** START OF MATERIAL FOR THE TASK **
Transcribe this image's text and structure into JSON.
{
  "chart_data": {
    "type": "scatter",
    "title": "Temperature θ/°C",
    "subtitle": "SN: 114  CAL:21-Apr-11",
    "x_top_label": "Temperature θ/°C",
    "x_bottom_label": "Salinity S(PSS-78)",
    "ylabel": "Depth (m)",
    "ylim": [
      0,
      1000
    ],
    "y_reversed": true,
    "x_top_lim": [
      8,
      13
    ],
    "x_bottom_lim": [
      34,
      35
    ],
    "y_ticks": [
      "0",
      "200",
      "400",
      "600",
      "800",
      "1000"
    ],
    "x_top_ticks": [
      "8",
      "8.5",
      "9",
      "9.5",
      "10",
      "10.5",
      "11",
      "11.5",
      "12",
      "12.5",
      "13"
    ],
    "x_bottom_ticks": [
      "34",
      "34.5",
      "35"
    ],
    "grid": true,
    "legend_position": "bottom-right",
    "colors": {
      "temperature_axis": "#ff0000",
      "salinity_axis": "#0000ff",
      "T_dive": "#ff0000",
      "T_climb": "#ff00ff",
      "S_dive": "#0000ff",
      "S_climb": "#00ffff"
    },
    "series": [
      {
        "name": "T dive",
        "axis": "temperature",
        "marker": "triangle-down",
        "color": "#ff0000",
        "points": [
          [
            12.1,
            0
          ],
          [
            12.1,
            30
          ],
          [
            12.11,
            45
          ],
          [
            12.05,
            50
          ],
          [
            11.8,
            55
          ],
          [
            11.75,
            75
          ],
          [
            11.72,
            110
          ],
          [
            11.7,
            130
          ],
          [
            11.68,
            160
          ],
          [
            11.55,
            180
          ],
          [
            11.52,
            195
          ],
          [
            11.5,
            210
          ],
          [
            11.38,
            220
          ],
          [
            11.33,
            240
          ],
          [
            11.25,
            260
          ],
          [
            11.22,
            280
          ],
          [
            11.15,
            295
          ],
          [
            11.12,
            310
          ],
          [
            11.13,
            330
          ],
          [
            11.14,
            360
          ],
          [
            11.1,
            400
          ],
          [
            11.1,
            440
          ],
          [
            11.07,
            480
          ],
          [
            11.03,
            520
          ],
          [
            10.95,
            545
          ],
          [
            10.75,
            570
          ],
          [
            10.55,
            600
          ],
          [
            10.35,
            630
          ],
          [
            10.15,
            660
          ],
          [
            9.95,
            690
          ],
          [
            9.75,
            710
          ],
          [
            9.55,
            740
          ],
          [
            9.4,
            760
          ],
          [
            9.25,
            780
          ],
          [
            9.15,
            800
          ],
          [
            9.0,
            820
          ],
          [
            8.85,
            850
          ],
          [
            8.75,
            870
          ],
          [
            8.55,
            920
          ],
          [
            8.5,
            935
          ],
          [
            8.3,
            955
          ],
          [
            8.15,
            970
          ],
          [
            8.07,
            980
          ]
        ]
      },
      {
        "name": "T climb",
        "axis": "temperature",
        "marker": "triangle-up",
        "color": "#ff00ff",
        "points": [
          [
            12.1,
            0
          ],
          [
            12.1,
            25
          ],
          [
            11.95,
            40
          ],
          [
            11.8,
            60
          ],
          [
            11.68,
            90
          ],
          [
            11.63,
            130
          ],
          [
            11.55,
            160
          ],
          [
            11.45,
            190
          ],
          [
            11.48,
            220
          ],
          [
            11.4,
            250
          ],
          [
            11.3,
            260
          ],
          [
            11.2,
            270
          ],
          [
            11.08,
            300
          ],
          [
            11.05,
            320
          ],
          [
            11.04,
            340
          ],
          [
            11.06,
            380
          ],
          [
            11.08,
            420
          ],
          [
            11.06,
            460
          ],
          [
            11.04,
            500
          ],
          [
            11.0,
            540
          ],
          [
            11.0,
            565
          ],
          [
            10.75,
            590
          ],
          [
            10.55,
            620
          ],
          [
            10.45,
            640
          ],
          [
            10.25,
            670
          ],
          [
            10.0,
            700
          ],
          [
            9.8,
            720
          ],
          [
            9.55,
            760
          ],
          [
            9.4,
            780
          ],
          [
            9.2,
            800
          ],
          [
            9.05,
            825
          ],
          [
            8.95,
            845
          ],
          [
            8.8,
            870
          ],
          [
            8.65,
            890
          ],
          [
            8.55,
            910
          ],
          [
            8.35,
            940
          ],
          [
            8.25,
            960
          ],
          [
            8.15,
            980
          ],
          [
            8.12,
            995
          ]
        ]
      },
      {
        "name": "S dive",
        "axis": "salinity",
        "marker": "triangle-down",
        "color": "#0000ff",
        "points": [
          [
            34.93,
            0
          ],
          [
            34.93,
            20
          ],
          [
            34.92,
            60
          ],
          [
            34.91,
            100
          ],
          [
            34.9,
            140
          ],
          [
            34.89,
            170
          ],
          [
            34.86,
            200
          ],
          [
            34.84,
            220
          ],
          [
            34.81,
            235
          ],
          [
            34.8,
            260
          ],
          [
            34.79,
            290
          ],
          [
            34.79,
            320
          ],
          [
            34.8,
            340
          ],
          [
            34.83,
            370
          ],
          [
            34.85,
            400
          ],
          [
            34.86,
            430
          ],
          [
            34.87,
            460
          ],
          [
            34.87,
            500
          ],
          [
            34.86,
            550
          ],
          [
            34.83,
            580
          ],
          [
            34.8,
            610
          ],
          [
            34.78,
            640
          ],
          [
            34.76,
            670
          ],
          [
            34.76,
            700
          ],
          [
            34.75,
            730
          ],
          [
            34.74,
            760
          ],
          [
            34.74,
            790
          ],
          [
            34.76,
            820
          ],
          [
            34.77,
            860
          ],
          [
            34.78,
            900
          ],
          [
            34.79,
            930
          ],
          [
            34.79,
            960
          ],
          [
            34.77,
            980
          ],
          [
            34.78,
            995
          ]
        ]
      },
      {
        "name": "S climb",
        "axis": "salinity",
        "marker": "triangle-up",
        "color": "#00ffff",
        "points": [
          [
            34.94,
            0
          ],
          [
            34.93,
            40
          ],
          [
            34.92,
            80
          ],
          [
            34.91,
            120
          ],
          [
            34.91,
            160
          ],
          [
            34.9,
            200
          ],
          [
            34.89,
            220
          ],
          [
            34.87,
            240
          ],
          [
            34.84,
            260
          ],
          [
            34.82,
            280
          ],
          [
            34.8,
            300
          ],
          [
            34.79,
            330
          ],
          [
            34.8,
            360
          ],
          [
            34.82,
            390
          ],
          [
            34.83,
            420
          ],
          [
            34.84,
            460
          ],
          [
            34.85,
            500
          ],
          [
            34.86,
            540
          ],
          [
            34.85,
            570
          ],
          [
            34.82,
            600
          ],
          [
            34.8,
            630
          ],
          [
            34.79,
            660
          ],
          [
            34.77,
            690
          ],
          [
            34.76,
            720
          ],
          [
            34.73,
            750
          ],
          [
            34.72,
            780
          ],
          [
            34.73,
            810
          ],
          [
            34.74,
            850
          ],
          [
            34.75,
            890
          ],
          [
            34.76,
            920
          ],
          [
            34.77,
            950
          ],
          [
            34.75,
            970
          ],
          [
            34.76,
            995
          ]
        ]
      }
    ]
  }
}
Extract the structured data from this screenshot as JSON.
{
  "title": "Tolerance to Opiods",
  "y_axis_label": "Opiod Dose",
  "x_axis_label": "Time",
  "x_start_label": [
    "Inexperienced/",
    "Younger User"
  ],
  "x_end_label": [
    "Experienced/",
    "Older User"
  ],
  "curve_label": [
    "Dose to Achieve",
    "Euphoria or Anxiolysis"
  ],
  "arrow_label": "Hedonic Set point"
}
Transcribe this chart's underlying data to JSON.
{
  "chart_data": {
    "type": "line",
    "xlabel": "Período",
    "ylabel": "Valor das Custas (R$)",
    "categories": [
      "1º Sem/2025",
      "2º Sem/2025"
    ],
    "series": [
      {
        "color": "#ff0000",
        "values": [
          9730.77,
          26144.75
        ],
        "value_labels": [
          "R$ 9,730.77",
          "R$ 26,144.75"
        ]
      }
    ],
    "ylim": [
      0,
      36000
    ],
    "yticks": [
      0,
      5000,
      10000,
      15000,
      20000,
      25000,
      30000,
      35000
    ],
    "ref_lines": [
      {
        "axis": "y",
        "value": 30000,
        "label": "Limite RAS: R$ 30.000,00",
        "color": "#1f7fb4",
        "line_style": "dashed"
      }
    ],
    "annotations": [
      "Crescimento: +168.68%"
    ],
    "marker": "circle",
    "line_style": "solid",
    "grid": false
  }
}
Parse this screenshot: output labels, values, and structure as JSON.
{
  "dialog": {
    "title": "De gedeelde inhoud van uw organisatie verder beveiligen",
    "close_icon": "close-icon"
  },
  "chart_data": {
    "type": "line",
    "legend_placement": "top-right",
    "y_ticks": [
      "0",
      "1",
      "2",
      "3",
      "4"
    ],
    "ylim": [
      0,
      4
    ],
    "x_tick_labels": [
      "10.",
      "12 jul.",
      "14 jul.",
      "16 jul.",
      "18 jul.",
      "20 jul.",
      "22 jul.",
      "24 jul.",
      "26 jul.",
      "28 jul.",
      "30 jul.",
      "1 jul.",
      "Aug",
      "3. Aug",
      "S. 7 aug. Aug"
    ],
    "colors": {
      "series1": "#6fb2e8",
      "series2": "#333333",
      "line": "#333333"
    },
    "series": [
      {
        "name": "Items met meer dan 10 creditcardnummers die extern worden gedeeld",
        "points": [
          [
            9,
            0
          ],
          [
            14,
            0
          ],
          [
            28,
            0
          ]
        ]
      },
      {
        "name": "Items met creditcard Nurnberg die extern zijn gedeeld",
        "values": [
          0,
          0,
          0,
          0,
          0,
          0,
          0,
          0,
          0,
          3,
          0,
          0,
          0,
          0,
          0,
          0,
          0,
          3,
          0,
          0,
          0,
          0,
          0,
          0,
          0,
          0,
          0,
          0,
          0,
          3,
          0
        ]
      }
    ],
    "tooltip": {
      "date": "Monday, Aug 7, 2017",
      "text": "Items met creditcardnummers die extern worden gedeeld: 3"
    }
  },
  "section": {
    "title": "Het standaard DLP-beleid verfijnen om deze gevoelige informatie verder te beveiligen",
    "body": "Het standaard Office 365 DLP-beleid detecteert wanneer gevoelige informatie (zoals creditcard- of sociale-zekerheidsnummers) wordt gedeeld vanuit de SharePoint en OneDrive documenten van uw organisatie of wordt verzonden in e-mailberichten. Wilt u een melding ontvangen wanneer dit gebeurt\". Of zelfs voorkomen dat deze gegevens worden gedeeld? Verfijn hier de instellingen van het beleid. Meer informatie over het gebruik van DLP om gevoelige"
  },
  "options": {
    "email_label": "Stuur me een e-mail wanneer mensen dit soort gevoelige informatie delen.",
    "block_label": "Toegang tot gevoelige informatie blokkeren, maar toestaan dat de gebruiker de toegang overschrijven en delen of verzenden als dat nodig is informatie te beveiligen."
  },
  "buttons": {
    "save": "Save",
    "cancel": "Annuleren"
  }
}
** END OF MATERIAL FOR THE TASK **
Pick out the lines containing the word "beveiligen" and show them.

    "title": "De gedeelde inhoud van uw organisatie verder beveiligen",
    "title": "Het standaard DLP-beleid verfijnen om deze gevoelige informatie verder te beveiligen",
    "block_label": "Toegang tot gevoelige informatie blokkeren, maar toestaan dat de gebruiker de toegang overschrijven en delen of verzenden als dat nodig is informatie te beveiligen."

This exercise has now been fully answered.